## TASK TO CARRY OUT
Skipping any pictures, give all of the records below again exactly.

[Opening EXERCISE DATA section]

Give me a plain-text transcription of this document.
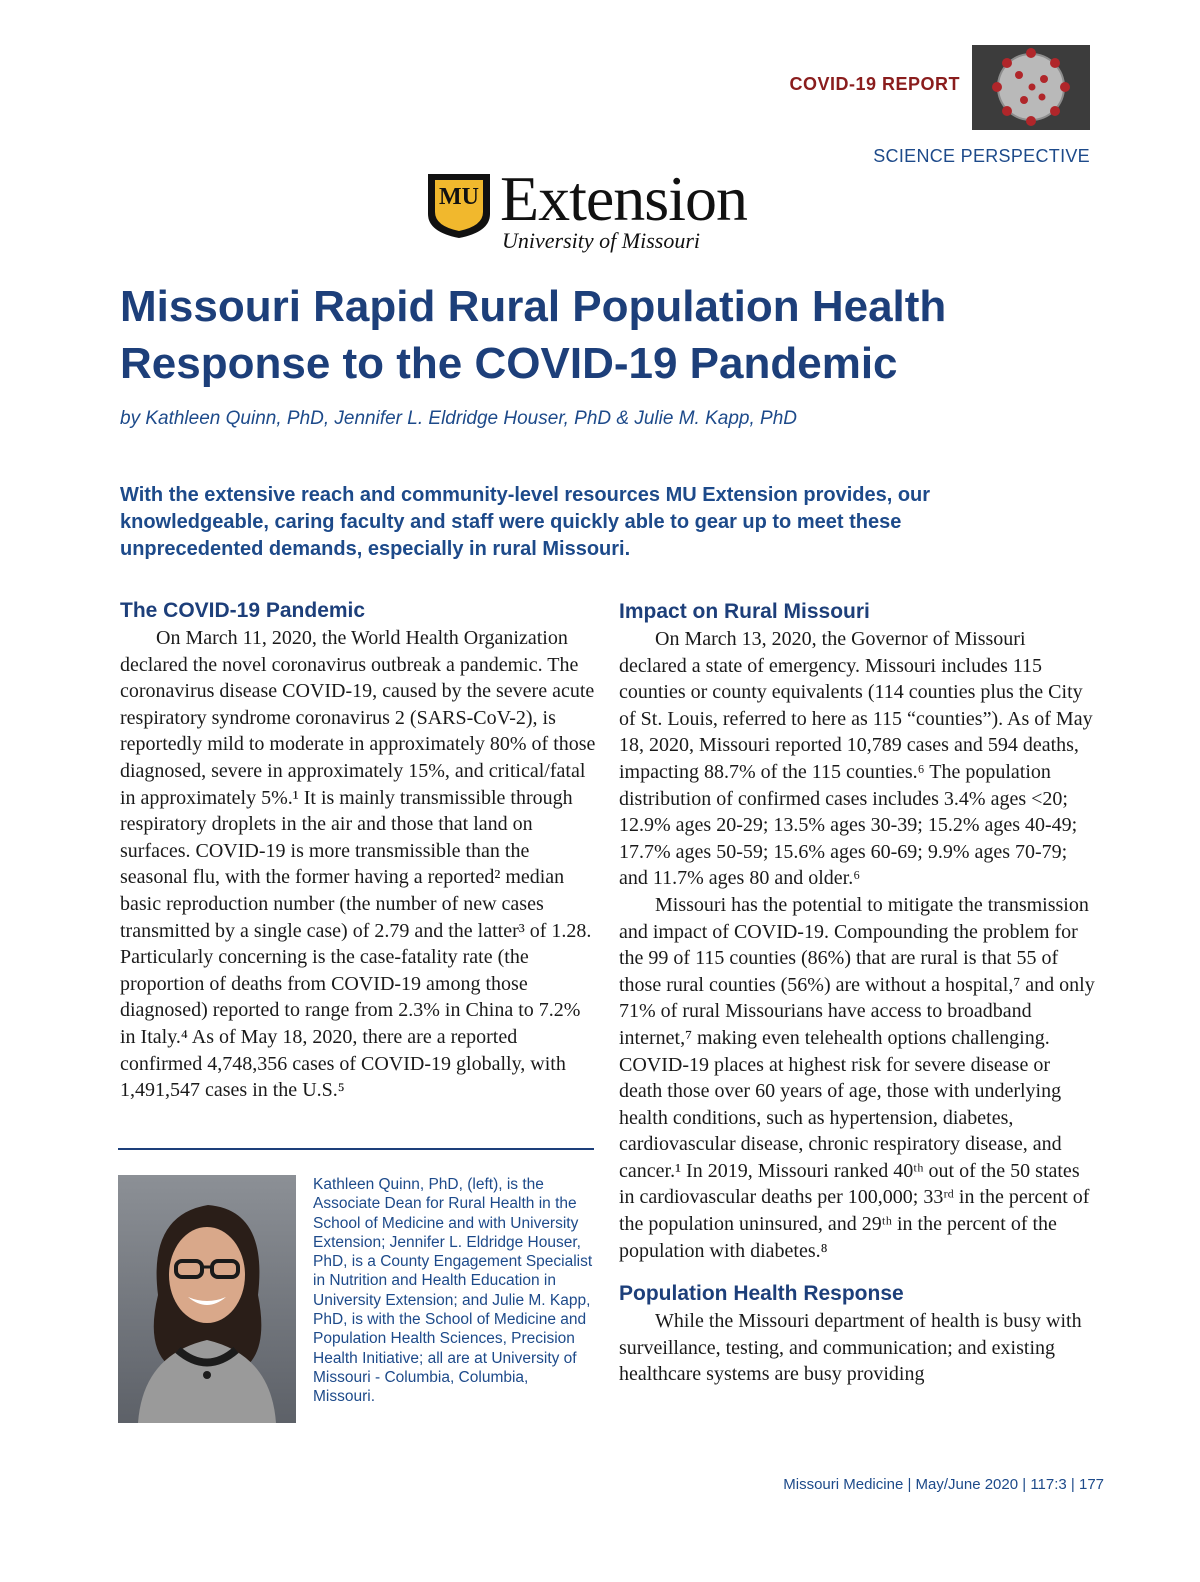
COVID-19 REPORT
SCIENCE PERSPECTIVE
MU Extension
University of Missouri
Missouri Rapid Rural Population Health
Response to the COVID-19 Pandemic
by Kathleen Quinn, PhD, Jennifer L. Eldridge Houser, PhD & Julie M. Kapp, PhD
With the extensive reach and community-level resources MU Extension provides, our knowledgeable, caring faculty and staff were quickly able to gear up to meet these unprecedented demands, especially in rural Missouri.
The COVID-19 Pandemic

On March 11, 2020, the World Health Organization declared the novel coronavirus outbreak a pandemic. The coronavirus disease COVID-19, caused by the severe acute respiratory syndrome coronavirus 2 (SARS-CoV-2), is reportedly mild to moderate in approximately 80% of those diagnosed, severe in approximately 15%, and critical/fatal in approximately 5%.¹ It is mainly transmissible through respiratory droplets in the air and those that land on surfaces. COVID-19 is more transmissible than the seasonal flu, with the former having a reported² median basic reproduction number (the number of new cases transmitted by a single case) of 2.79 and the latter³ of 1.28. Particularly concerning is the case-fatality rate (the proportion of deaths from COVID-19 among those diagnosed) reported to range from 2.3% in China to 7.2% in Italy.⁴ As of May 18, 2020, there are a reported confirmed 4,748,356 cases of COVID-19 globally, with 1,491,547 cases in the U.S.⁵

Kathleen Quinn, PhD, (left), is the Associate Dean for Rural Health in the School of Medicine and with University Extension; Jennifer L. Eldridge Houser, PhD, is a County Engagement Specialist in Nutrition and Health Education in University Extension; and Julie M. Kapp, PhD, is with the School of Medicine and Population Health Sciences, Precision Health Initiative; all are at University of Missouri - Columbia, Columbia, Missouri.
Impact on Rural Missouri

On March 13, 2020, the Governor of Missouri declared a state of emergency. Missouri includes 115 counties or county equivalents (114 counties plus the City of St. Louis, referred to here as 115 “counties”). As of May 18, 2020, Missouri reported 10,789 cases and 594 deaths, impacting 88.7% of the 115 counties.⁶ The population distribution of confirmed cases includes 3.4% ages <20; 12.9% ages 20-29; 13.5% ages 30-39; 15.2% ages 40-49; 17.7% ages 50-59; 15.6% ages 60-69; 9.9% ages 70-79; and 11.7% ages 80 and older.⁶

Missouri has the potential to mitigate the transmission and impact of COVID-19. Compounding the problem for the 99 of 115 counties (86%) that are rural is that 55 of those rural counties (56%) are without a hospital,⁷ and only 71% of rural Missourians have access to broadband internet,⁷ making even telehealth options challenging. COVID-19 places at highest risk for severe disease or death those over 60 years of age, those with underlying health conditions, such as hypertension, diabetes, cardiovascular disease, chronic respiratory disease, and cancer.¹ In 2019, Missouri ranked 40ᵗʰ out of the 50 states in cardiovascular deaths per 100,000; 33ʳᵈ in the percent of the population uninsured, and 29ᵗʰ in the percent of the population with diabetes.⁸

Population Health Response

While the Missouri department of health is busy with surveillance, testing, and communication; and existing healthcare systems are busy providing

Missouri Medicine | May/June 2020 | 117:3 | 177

[Closing EXERCISE DATA section]

## EXERCISE RESPONSE
Give me a plain-text transcription of this document.
COVID-19 REPORT
SCIENCE PERSPECTIVE
MU Extension
University of Missouri
Missouri Rapid Rural Population Health
Response to the COVID-19 Pandemic
by Kathleen Quinn, PhD, Jennifer L. Eldridge Houser, PhD & Julie M. Kapp, PhD
With the extensive reach and community-level resources MU Extension provides, our knowledgeable, caring faculty and staff were quickly able to gear up to meet these unprecedented demands, especially in rural Missouri.
The COVID-19 Pandemic

On March 11, 2020, the World Health Organization declared the novel coronavirus outbreak a pandemic. The coronavirus disease COVID-19, caused by the severe acute respiratory syndrome coronavirus 2 (SARS-CoV-2), is reportedly mild to moderate in approximately 80% of those diagnosed, severe in approximately 15%, and critical/fatal in approximately 5%.¹ It is mainly transmissible through respiratory droplets in the air and those that land on surfaces. COVID-19 is more transmissible than the seasonal flu, with the former having a reported² median basic reproduction number (the number of new cases transmitted by a single case) of 2.79 and the latter³ of 1.28. Particularly concerning is the case-fatality rate (the proportion of deaths from COVID-19 among those diagnosed) reported to range from 2.3% in China to 7.2% in Italy.⁴ As of May 18, 2020, there are a reported confirmed 4,748,356 cases of COVID-19 globally, with 1,491,547 cases in the U.S.⁵

Kathleen Quinn, PhD, (left), is the Associate Dean for Rural Health in the School of Medicine and with University Extension; Jennifer L. Eldridge Houser, PhD, is a County Engagement Specialist in Nutrition and Health Education in University Extension; and Julie M. Kapp, PhD, is with the School of Medicine and Population Health Sciences, Precision Health Initiative; all are at University of Missouri - Columbia, Columbia, Missouri.
Impact on Rural Missouri

On March 13, 2020, the Governor of Missouri declared a state of emergency. Missouri includes 115 counties or county equivalents (114 counties plus the City of St. Louis, referred to here as 115 “counties”). As of May 18, 2020, Missouri reported 10,789 cases and 594 deaths, impacting 88.7% of the 115 counties.⁶ The population distribution of confirmed cases includes 3.4% ages <20; 12.9% ages 20-29; 13.5% ages 30-39; 15.2% ages 40-49; 17.7% ages 50-59; 15.6% ages 60-69; 9.9% ages 70-79; and 11.7% ages 80 and older.⁶

Missouri has the potential to mitigate the transmission and impact of COVID-19. Compounding the problem for the 99 of 115 counties (86%) that are rural is that 55 of those rural counties (56%) are without a hospital,⁷ and only 71% of rural Missourians have access to broadband internet,⁷ making even telehealth options challenging. COVID-19 places at highest risk for severe disease or death those over 60 years of age, those with underlying health conditions, such as hypertension, diabetes, cardiovascular disease, chronic respiratory disease, and cancer.¹ In 2019, Missouri ranked 40ᵗʰ out of the 50 states in cardiovascular deaths per 100,000; 33ʳᵈ in the percent of the population uninsured, and 29ᵗʰ in the percent of the population with diabetes.⁸

Population Health Response

While the Missouri department of health is busy with surveillance, testing, and communication; and existing healthcare systems are busy providing

Missouri Medicine | May/June 2020 | 117:3 | 177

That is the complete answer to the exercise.